What is expected -> Return only the number of lines holding the word "critical".

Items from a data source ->

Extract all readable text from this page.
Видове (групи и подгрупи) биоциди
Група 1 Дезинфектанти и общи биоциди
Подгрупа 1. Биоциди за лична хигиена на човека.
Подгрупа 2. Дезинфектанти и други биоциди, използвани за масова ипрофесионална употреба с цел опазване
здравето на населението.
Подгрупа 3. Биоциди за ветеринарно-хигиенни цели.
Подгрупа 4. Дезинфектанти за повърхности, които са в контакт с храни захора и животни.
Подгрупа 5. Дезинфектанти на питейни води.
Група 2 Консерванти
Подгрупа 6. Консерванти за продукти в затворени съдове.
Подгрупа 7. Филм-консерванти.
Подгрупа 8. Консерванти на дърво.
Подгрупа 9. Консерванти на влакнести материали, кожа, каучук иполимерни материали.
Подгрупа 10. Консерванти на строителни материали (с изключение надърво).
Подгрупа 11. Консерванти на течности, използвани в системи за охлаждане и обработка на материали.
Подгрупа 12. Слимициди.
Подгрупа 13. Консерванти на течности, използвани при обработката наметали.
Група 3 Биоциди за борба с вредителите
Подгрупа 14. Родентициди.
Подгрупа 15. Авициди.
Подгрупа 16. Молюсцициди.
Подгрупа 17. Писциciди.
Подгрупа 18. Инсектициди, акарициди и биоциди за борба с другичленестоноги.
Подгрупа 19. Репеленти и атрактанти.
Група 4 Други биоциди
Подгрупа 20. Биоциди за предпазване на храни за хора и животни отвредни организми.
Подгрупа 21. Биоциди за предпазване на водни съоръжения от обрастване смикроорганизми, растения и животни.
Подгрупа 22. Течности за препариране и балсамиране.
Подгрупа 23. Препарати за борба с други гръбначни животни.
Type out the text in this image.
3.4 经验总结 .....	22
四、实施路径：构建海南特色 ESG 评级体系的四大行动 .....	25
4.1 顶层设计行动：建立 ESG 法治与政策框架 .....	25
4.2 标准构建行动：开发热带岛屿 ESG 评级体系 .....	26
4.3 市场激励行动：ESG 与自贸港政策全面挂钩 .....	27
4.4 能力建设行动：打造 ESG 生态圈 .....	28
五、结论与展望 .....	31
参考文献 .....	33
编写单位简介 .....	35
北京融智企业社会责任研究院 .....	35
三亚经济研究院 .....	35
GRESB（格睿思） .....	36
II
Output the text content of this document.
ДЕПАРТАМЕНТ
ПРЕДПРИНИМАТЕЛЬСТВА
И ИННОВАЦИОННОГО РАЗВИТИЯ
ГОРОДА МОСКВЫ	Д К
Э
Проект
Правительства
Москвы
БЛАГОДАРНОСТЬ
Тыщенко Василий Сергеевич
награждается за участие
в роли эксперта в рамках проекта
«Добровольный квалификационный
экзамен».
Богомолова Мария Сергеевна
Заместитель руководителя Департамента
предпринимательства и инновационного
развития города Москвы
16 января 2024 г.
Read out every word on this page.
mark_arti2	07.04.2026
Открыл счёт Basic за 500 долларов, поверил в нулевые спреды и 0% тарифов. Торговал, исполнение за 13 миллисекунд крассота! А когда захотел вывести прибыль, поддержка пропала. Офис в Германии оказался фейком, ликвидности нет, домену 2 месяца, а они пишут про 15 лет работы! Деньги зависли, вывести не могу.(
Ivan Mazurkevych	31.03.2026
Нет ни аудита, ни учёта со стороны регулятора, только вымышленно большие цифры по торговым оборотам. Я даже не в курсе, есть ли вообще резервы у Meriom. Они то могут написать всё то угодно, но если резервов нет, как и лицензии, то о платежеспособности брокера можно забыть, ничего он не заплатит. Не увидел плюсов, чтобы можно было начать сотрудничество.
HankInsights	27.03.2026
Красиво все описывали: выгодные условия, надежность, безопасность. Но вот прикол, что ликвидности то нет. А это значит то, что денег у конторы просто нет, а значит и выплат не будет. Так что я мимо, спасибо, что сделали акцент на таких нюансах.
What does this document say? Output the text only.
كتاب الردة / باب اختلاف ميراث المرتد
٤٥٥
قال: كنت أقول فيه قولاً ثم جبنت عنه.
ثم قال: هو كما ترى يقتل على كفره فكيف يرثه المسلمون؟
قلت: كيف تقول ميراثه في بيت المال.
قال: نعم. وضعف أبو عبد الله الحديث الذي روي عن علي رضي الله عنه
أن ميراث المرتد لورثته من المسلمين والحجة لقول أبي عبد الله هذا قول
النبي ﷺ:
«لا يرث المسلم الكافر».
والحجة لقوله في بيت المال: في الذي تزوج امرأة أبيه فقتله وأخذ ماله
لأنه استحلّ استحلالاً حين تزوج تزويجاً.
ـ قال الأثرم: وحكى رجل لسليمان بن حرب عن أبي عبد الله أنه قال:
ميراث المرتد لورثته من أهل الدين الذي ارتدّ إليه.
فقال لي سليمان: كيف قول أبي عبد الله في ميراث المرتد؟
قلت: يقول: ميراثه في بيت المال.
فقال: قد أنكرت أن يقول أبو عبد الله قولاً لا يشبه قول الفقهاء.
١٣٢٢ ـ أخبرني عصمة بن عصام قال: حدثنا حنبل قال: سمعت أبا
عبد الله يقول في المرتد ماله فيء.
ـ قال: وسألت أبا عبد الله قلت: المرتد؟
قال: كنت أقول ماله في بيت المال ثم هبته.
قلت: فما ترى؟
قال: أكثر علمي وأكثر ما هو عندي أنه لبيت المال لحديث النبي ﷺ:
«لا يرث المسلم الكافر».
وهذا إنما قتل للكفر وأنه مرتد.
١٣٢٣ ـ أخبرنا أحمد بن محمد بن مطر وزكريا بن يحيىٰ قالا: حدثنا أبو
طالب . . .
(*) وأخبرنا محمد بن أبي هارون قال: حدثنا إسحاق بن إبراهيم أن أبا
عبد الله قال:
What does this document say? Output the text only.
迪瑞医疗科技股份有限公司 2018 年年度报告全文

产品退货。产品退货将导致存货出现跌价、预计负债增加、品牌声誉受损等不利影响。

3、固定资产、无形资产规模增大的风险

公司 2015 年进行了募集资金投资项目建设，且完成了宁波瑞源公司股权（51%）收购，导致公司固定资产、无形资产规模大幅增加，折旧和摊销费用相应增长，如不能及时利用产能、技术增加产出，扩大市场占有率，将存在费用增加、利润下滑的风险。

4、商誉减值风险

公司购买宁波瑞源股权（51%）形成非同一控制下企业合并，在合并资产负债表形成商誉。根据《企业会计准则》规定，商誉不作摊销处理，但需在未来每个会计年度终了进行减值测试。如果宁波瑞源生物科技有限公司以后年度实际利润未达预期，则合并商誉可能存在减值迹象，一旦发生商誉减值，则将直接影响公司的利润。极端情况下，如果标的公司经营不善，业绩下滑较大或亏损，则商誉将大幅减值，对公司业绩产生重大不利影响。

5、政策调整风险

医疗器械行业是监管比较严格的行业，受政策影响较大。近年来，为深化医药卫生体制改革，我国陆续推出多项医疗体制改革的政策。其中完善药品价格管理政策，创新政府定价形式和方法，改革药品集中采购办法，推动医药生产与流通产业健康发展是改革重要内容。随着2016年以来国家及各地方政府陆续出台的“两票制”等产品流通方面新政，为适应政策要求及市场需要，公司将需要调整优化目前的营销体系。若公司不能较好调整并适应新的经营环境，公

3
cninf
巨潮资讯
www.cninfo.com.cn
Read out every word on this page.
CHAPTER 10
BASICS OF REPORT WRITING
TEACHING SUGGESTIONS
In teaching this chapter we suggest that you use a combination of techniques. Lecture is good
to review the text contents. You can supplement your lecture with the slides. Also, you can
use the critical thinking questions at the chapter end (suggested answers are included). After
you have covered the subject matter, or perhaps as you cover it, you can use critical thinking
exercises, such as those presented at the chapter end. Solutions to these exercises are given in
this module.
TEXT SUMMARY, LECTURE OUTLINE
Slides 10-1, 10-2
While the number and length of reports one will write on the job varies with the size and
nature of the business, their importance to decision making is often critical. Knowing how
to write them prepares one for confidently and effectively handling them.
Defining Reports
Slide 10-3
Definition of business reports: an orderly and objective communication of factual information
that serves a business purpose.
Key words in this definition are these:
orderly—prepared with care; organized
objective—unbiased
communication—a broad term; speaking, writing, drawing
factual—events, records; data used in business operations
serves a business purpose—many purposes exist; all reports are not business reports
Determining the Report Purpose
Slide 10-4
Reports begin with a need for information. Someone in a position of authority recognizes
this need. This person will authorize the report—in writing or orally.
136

Solution to this problem -> 3